_Sağlanan metin_:

‘Antalya
Yaşam Savunucuları’ adına bir açıklama yapan Mimar Birsen Tanyeri, 8 Eylül 2018
Cumartesi(bugün) tüm dünyada olduğu gibi ülkemizde de “İklim Değişikliği için
Ses Ver”(Rise for Climate) sloganı ile yetkililere sesimizi duyurmaya
çalışacağız.” dedi.
Aralarında
DEKAP (Derelerin Kardeşliği Akdeniz Platformu), Döşemealtı Gönüllüleri gibi bir
çok oluşumun olduğu Antalya Yaşam Savunucuları adına konuşan Mimar Birsen
Tanyeri, “Üzerinde yaşadığımız dünyamız gün geçtikçe ısınıyor.
Buzullar eriyor, seller, kuraklıklar, orman yangınları sonucu yaşam alanlarımız
olumsuz etkileniyor. Küresel kapitalizmin doymak bilmeyen kar hırsı yüzünden,
ormanlarımız, kıyılarımız, milli parklarımız, akarsularımız, tarım
arazilerimiz, yaban hayatı koruma geliştirme sahalarımız, meralarımız,
yaylalarımız pazarlanacak meta olarak görülüyor” dedi.

_Verilen bilgiler_:
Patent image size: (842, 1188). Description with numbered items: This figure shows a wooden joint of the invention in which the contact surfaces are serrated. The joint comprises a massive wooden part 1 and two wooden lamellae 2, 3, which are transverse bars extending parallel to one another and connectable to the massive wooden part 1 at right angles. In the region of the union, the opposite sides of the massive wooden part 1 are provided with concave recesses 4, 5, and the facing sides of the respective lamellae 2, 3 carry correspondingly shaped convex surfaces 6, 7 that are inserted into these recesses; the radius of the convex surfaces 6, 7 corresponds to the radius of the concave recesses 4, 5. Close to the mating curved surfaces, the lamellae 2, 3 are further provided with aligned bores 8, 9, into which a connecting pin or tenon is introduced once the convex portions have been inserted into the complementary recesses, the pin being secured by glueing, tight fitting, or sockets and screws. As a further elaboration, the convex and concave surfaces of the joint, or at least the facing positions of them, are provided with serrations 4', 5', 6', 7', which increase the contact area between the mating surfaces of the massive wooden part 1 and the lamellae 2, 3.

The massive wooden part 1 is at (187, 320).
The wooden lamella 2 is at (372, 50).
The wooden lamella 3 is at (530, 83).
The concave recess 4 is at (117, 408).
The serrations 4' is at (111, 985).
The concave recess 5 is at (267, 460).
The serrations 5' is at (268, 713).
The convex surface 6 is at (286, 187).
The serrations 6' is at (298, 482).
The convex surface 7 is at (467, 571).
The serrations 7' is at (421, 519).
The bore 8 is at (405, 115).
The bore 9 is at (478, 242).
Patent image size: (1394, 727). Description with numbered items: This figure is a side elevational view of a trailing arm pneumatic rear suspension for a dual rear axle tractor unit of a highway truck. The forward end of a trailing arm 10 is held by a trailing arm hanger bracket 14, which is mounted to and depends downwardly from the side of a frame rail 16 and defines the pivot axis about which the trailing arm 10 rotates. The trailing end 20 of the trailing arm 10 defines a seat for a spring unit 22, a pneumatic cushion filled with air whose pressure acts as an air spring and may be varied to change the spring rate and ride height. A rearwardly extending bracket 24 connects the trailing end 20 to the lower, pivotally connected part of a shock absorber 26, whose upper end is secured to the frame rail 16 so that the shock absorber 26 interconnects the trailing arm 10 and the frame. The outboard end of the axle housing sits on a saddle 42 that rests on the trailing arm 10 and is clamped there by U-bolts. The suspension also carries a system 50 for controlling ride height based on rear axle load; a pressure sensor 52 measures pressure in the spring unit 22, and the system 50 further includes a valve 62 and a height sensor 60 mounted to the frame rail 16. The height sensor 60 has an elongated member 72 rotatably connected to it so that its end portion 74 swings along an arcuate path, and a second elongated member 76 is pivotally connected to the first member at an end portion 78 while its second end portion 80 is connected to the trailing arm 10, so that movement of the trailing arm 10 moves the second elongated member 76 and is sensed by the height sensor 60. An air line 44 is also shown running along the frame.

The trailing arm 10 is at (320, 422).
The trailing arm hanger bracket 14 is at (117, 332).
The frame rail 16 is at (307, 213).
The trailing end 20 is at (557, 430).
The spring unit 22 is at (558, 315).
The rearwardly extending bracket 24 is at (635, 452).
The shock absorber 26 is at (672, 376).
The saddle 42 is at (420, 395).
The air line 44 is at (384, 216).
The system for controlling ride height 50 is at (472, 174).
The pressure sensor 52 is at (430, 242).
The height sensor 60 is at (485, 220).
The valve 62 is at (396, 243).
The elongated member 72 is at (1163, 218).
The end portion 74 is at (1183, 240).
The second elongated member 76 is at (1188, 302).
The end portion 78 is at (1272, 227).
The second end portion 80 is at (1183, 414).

_İstenen iş_: İklim değişikliği açıklamasını aktaran metindeki şu cümleyi İngilizceye çevirin: “Buzullar eriyor, seller, kuraklıklar, orman yangınları sonucu yaşam alanlarımız olumsuz etkileniyor.” Yalnızca metne dayanarak çalışın.

_Doğru çıktı_: Glaciers are melting, and our living spaces are being adversely affected as a result of floods, droughts and forest fires.